- [Task] Filter out everything except lines holding "JSON".
━━ Given data ━━
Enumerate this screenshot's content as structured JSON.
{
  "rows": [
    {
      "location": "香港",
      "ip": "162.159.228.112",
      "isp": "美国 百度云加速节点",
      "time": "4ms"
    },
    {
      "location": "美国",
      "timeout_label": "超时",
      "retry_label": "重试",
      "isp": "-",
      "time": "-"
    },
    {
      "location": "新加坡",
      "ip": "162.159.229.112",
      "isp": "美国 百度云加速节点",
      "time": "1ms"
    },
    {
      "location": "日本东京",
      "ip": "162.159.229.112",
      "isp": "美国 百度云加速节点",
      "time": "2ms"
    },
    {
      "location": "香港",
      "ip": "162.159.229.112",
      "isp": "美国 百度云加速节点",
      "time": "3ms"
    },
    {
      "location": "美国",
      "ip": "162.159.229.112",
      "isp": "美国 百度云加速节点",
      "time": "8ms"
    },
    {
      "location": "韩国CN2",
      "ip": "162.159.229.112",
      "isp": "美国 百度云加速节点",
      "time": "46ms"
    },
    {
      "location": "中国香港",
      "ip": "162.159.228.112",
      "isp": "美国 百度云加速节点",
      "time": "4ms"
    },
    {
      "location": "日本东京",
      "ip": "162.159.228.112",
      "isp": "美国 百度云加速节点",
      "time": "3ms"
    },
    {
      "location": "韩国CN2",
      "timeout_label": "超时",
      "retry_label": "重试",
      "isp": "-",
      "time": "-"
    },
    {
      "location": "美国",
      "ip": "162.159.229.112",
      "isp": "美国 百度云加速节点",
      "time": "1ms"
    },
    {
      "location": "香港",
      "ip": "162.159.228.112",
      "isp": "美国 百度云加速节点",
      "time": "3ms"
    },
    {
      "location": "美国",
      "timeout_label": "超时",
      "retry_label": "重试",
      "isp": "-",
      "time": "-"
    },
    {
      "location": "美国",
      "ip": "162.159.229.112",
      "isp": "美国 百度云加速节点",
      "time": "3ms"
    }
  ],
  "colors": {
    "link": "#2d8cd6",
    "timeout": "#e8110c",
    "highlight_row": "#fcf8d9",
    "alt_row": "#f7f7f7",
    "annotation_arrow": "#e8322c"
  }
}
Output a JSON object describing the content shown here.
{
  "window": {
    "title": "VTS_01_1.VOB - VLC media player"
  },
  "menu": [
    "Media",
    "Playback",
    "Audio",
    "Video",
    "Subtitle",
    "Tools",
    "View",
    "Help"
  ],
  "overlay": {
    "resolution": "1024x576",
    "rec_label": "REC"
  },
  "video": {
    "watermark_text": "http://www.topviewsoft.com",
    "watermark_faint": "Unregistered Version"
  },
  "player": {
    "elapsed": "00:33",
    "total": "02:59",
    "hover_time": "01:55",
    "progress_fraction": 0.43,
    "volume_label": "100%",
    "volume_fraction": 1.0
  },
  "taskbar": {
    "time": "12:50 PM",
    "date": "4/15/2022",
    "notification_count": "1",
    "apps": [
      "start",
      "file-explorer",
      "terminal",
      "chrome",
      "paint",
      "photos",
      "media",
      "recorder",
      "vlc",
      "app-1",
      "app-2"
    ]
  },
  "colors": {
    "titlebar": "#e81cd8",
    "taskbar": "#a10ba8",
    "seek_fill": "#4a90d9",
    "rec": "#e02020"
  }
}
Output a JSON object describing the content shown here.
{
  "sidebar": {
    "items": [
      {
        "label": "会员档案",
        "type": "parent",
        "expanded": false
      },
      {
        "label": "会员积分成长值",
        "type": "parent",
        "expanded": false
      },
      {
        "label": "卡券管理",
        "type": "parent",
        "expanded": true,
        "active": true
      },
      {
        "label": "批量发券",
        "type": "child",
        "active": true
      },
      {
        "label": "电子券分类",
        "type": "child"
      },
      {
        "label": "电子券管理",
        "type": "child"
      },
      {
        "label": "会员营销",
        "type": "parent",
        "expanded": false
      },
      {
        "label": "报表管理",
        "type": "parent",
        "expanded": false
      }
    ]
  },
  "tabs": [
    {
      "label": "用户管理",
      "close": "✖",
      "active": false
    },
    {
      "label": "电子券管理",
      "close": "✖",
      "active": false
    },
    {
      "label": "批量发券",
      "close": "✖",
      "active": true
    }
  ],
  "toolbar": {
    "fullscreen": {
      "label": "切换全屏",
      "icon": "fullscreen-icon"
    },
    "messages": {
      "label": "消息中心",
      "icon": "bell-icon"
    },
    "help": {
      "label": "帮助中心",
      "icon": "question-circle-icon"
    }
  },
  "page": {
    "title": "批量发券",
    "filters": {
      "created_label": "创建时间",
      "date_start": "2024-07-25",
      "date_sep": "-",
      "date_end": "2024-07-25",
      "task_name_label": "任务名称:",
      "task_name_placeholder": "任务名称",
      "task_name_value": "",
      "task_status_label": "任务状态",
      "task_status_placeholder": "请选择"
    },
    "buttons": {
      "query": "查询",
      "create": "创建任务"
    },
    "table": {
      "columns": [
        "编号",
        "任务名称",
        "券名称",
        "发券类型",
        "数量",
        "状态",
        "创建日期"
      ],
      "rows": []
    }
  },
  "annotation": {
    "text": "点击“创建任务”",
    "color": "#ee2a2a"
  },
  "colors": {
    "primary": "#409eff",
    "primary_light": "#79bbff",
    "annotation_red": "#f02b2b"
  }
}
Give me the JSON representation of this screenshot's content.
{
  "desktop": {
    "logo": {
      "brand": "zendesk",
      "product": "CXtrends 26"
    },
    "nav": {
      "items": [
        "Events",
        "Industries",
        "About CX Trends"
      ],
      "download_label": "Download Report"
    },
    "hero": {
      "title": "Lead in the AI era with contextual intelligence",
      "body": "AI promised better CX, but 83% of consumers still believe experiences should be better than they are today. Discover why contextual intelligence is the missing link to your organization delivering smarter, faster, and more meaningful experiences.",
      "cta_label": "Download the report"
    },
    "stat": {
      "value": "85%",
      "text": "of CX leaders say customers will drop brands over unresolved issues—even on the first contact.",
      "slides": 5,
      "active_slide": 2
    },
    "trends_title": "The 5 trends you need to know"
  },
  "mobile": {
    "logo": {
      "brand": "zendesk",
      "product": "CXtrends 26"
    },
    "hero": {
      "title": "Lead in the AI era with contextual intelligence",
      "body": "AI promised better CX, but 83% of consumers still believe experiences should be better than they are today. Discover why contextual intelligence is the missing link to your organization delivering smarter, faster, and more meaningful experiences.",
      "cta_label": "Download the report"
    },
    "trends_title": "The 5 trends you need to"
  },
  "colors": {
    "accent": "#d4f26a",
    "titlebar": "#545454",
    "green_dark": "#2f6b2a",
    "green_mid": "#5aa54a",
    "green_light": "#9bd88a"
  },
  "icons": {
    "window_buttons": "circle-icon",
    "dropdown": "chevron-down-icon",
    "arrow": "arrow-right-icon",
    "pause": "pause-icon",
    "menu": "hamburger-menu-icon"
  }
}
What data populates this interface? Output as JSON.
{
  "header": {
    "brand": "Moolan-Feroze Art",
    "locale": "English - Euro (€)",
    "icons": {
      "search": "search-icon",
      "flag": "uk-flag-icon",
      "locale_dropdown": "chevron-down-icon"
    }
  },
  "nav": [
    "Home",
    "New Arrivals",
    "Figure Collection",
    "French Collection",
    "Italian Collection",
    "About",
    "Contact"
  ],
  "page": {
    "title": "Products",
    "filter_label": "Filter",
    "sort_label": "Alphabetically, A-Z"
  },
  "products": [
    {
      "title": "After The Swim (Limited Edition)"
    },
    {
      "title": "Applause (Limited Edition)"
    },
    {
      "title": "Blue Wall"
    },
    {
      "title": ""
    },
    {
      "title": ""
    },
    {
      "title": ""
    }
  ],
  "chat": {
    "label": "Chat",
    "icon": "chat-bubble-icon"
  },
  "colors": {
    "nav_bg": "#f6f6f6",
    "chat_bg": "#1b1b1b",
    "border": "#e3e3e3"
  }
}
━━━
- [Correct result]
Enumerate this screenshot's content as structured JSON.
Output a JSON object describing the content shown here.
Output a JSON object describing the content shown here.
Give me the JSON representation of this screenshot's content.
What data populates this interface? Output as JSON.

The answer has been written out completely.